Aim:
Without the pictures, return all of the material exactly as written.

[Stored data]
* begin *
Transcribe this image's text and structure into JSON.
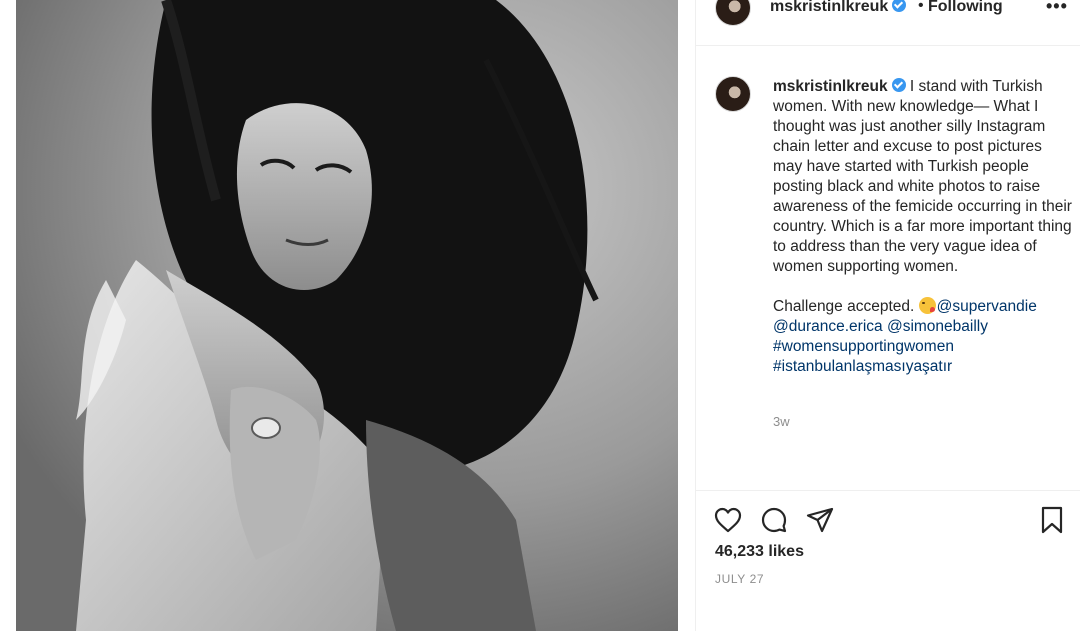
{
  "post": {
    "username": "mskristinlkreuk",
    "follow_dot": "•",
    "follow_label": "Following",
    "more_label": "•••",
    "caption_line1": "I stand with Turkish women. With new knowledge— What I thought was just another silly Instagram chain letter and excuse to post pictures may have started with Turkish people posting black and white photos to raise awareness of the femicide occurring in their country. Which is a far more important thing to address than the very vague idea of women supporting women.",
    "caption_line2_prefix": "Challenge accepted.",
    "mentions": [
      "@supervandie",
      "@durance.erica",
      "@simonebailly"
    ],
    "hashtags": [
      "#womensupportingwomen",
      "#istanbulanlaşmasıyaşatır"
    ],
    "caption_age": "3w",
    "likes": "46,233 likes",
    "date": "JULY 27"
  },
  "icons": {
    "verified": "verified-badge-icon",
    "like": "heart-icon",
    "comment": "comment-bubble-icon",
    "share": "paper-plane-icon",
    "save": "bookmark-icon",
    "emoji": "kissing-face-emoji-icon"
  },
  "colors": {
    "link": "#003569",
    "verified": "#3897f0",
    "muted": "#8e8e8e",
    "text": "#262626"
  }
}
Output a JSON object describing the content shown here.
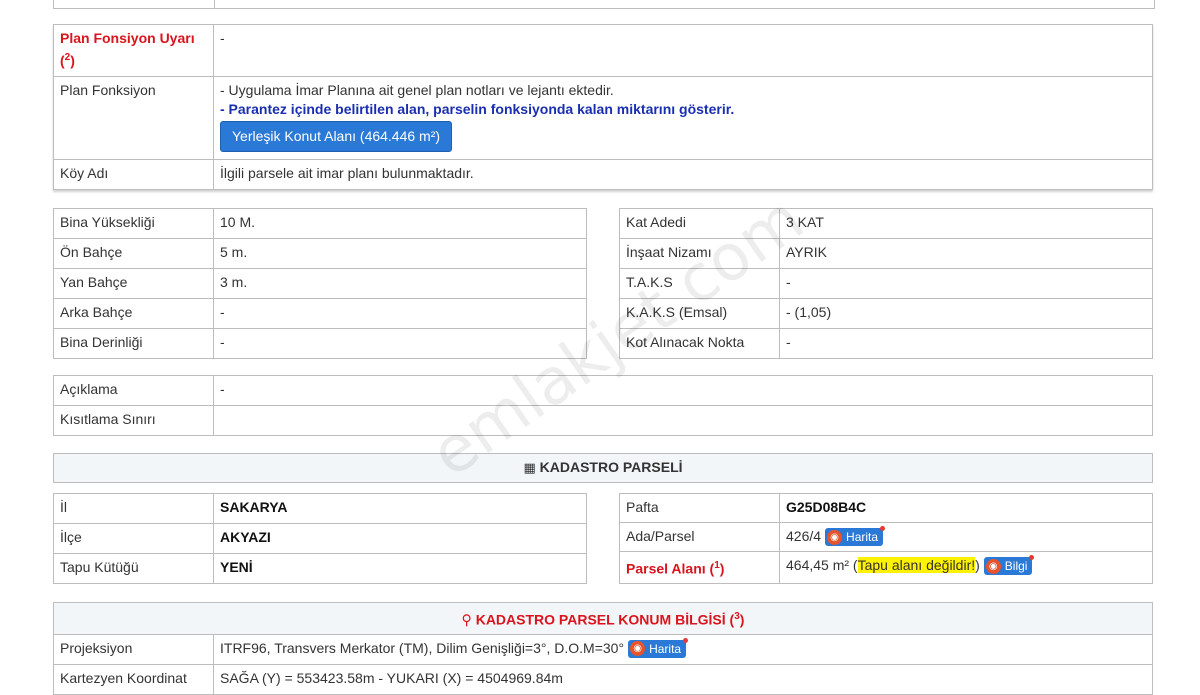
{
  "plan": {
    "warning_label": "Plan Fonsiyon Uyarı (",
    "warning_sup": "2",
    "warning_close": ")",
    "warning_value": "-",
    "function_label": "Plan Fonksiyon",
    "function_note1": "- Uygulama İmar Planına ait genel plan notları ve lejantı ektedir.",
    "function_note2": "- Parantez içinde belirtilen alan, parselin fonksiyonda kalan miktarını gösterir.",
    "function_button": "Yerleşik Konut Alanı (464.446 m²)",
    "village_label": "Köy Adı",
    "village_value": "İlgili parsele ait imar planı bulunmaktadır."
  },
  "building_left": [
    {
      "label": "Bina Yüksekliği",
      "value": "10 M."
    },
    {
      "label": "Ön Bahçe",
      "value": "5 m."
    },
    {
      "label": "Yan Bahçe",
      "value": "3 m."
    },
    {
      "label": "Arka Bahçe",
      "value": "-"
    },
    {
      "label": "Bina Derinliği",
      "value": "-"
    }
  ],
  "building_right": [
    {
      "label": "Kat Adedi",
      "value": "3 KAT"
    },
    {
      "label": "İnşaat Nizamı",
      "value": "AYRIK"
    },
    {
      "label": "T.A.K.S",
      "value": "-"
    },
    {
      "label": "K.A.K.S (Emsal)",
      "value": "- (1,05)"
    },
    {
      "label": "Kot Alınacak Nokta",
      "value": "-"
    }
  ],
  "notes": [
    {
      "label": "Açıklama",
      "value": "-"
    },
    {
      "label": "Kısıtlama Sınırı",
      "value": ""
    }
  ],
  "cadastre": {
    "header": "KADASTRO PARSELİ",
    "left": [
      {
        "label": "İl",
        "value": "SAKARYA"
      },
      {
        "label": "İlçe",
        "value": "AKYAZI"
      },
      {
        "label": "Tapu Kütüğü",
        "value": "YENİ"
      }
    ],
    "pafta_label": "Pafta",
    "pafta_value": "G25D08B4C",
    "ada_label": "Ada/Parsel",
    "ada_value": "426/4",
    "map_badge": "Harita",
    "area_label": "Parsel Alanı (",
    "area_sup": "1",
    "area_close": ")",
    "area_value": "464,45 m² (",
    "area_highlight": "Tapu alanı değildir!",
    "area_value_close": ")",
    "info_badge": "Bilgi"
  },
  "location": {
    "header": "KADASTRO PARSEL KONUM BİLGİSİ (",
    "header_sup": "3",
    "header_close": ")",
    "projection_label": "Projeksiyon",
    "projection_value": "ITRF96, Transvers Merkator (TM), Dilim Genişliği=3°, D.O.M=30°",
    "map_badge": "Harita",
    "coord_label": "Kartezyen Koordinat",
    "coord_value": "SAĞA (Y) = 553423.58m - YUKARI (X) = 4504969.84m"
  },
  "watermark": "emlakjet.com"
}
* end *
Solved exercise:
Transcribe this image's text and structure into JSON.
{
  "post": {
    "username": "mskristinlkreuk",
    "follow_dot": "•",
    "follow_label": "Following",
    "more_label": "•••",
    "caption_line1": "I stand with Turkish women. With new knowledge— What I thought was just another silly Instagram chain letter and excuse to post pictures may have started with Turkish people posting black and white photos to raise awareness of the femicide occurring in their country. Which is a far more important thing to address than the very vague idea of women supporting women.",
    "caption_line2_prefix": "Challenge accepted.",
    "mentions": [
      "@supervandie",
      "@durance.erica",
      "@simonebailly"
    ],
    "hashtags": [
      "#womensupportingwomen",
      "#istanbulanlaşmasıyaşatır"
    ],
    "caption_age": "3w",
    "likes": "46,233 likes",
    "date": "JULY 27"
  },
  "icons": {
    "verified": "verified-badge-icon",
    "like": "heart-icon",
    "comment": "comment-bubble-icon",
    "share": "paper-plane-icon",
    "save": "bookmark-icon",
    "emoji": "kissing-face-emoji-icon"
  },
  "colors": {
    "link": "#003569",
    "verified": "#3897f0",
    "muted": "#8e8e8e",
    "text": "#262626"
  }
}
Output a JSON object describing the content shown here.
{
  "plan": {
    "warning_label": "Plan Fonsiyon Uyarı (",
    "warning_sup": "2",
    "warning_close": ")",
    "warning_value": "-",
    "function_label": "Plan Fonksiyon",
    "function_note1": "- Uygulama İmar Planına ait genel plan notları ve lejantı ektedir.",
    "function_note2": "- Parantez içinde belirtilen alan, parselin fonksiyonda kalan miktarını gösterir.",
    "function_button": "Yerleşik Konut Alanı (464.446 m²)",
    "village_label": "Köy Adı",
    "village_value": "İlgili parsele ait imar planı bulunmaktadır."
  },
  "building_left": [
    {
      "label": "Bina Yüksekliği",
      "value": "10 M."
    },
    {
      "label": "Ön Bahçe",
      "value": "5 m."
    },
    {
      "label": "Yan Bahçe",
      "value": "3 m."
    },
    {
      "label": "Arka Bahçe",
      "value": "-"
    },
    {
      "label": "Bina Derinliği",
      "value": "-"
    }
  ],
  "building_right": [
    {
      "label": "Kat Adedi",
      "value": "3 KAT"
    },
    {
      "label": "İnşaat Nizamı",
      "value": "AYRIK"
    },
    {
      "label": "T.A.K.S",
      "value": "-"
    },
    {
      "label": "K.A.K.S (Emsal)",
      "value": "- (1,05)"
    },
    {
      "label": "Kot Alınacak Nokta",
      "value": "-"
    }
  ],
  "notes": [
    {
      "label": "Açıklama",
      "value": "-"
    },
    {
      "label": "Kısıtlama Sınırı",
      "value": ""
    }
  ],
  "cadastre": {
    "header": "KADASTRO PARSELİ",
    "left": [
      {
        "label": "İl",
        "value": "SAKARYA"
      },
      {
        "label": "İlçe",
        "value": "AKYAZI"
      },
      {
        "label": "Tapu Kütüğü",
        "value": "YENİ"
      }
    ],
    "pafta_label": "Pafta",
    "pafta_value": "G25D08B4C",
    "ada_label": "Ada/Parsel",
    "ada_value": "426/4",
    "map_badge": "Harita",
    "area_label": "Parsel Alanı (",
    "area_sup": "1",
    "area_close": ")",
    "area_value": "464,45 m² (",
    "area_highlight": "Tapu alanı değildir!",
    "area_value_close": ")",
    "info_badge": "Bilgi"
  },
  "location": {
    "header": "KADASTRO PARSEL KONUM BİLGİSİ (",
    "header_sup": "3",
    "header_close": ")",
    "projection_label": "Projeksiyon",
    "projection_value": "ITRF96, Transvers Merkator (TM), Dilim Genişliği=3°, D.O.M=30°",
    "map_badge": "Harita",
    "coord_label": "Kartezyen Koordinat",
    "coord_value": "SAĞA (Y) = 553423.58m - YUKARI (X) = 4504969.84m"
  },
  "watermark": "emlakjet.com"
}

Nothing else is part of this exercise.